- **Short exercise**:
Copy out the items from the line with "Localize all elements." to the line with "312, 302, 319]", keeping every character as it is and omitting the pictures.

- **Records for the exercise**:
** BEGIN **
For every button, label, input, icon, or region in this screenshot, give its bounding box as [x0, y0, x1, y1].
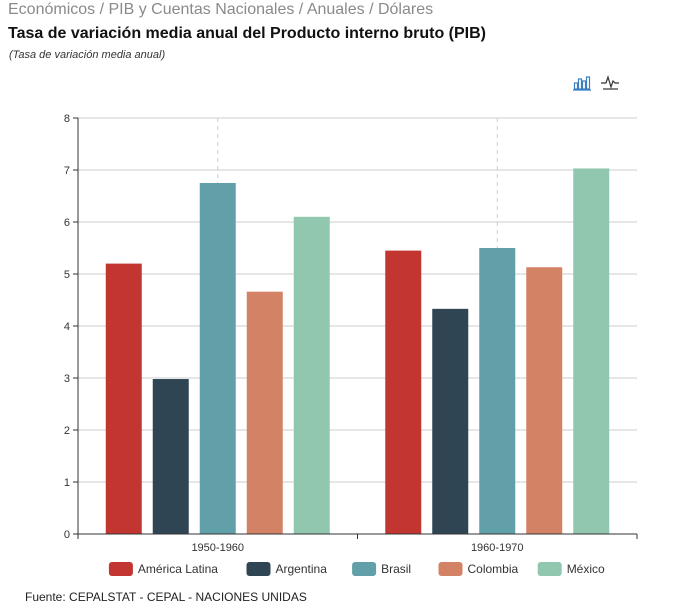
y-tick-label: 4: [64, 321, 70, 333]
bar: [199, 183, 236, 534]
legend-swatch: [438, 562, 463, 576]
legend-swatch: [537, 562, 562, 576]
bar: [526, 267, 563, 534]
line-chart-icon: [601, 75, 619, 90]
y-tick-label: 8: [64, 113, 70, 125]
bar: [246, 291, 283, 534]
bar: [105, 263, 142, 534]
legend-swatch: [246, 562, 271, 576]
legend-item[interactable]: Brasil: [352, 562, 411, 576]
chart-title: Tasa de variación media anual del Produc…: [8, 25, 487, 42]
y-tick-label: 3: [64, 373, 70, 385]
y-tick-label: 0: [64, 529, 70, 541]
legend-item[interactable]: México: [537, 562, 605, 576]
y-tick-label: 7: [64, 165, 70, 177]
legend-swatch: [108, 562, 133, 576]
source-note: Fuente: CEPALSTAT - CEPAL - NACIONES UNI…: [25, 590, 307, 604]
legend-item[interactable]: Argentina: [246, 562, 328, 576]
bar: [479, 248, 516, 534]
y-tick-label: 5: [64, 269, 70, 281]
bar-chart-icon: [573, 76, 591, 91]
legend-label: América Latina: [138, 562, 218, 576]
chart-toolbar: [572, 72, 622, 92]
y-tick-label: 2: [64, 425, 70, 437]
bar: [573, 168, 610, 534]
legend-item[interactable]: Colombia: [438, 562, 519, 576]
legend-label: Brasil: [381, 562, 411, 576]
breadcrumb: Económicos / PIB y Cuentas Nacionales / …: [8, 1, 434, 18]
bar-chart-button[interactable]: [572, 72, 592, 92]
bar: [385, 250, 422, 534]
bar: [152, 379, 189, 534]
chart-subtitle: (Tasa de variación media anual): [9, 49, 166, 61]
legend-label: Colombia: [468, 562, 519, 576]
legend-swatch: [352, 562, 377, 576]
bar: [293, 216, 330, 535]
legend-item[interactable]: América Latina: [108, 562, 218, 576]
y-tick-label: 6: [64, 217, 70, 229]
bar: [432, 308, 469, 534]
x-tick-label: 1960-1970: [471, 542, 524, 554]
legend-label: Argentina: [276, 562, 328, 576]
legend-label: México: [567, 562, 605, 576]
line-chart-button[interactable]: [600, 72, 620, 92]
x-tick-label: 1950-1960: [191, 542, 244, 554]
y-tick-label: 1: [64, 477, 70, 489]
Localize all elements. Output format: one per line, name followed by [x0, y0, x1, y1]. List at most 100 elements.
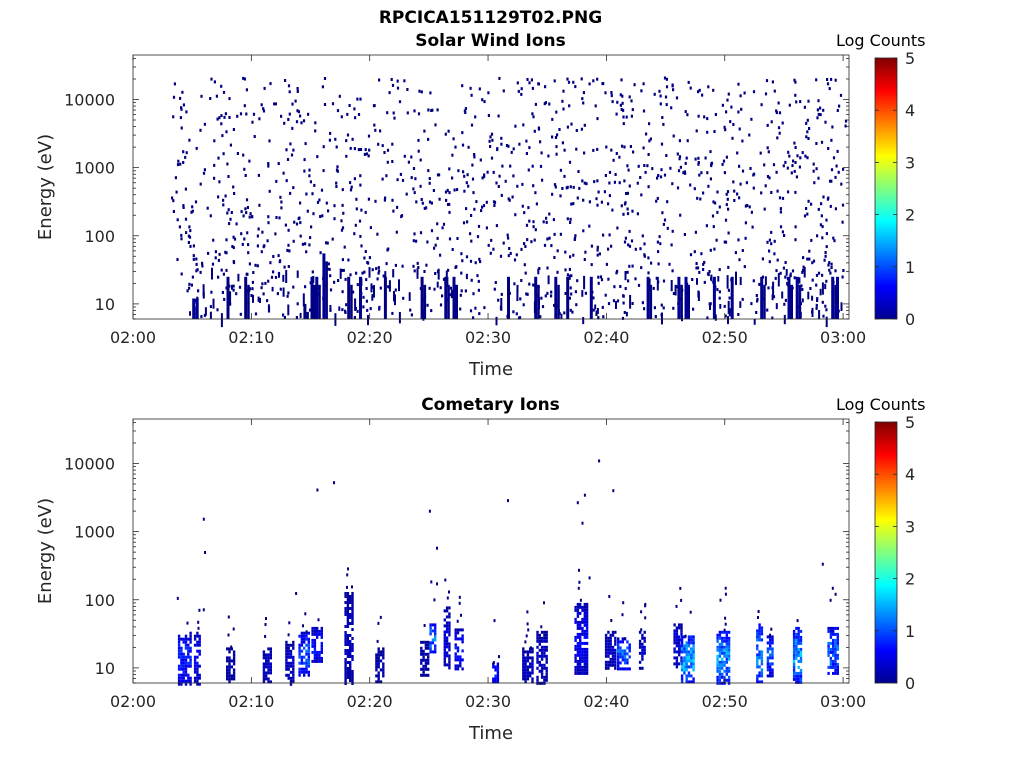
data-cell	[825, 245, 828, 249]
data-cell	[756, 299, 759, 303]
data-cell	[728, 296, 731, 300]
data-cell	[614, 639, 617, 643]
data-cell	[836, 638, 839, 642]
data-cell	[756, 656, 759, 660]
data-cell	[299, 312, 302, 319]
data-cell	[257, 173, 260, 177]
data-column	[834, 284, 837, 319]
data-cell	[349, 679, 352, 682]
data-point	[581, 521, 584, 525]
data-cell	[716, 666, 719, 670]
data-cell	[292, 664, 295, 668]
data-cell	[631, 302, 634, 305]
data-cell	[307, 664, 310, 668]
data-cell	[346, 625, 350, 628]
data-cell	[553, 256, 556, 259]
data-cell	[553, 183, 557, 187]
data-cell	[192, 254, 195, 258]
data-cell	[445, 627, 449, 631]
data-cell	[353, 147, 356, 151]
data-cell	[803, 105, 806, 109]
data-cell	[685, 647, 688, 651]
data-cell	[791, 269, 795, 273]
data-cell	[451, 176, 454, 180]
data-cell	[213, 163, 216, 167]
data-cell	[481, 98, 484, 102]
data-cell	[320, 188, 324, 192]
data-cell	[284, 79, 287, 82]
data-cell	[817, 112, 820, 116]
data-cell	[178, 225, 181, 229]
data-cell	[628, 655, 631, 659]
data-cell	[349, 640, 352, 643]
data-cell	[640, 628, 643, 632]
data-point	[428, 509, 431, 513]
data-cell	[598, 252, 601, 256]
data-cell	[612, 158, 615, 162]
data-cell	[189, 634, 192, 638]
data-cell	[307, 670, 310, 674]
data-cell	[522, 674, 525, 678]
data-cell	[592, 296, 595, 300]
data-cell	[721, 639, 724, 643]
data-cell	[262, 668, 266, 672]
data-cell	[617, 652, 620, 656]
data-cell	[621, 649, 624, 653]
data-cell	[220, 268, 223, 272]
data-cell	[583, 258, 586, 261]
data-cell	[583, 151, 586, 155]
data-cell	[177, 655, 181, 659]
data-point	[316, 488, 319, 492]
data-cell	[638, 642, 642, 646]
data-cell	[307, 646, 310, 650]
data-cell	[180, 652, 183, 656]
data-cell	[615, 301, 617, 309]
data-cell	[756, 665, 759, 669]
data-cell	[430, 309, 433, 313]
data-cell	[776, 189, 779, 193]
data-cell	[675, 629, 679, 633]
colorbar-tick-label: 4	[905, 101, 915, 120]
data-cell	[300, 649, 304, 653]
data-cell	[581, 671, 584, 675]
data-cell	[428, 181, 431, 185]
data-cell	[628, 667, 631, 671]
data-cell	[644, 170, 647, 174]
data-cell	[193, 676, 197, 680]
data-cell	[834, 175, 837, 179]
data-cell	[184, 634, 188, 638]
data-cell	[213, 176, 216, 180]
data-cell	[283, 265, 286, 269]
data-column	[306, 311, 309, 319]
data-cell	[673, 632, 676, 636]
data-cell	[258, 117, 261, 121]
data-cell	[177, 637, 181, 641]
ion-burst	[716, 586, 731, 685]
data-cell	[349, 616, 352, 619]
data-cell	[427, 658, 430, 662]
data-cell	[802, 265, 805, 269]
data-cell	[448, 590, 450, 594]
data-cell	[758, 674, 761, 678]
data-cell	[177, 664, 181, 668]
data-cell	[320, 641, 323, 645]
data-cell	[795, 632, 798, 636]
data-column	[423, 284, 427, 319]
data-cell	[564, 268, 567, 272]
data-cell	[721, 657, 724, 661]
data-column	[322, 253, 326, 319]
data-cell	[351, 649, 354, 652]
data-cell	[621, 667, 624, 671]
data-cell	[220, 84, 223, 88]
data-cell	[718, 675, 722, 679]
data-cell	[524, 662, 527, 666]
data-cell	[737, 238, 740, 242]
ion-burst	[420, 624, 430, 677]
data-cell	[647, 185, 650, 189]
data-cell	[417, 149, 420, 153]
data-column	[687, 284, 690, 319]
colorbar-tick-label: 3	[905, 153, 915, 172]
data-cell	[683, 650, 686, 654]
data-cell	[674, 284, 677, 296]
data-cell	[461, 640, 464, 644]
** END **
** BEGIN **
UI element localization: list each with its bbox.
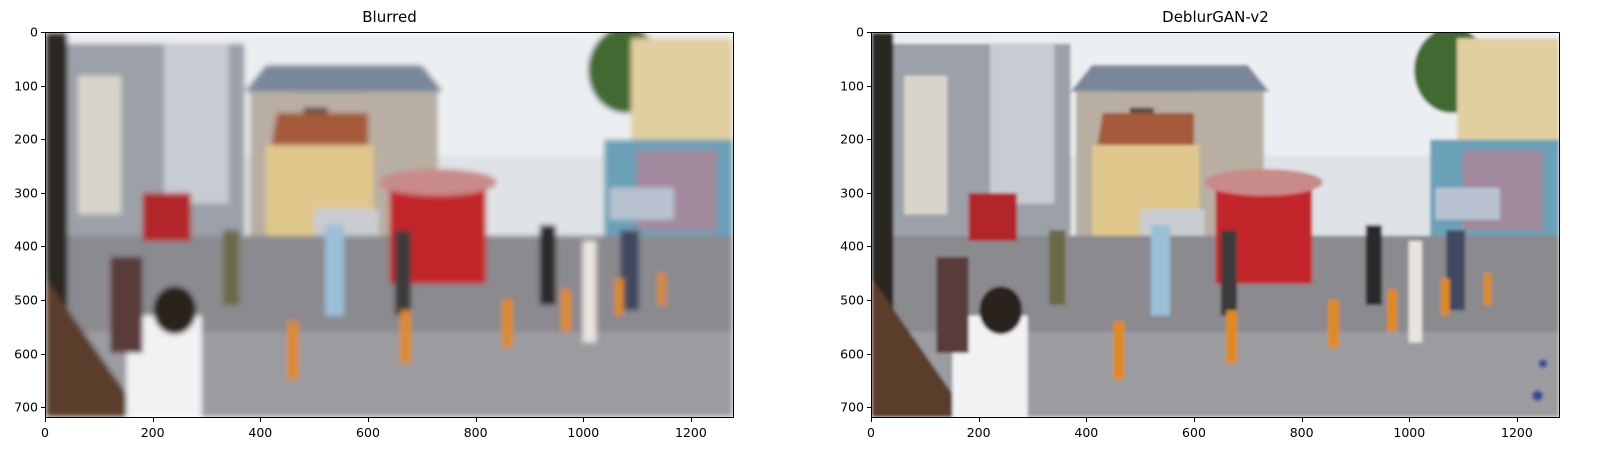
** END **
- **Result of the task**:
Localize all elements. Output format: one per line, name followed by [x0, y0, x1, y1]. List at most 100 elements.
data-cell	[825, 245, 828, 249]
data-cell	[756, 299, 759, 303]
data-cell	[728, 296, 731, 300]
data-cell	[614, 639, 617, 643]
data-cell	[836, 638, 839, 642]
data-cell	[756, 656, 759, 660]
data-cell	[299, 312, 302, 319]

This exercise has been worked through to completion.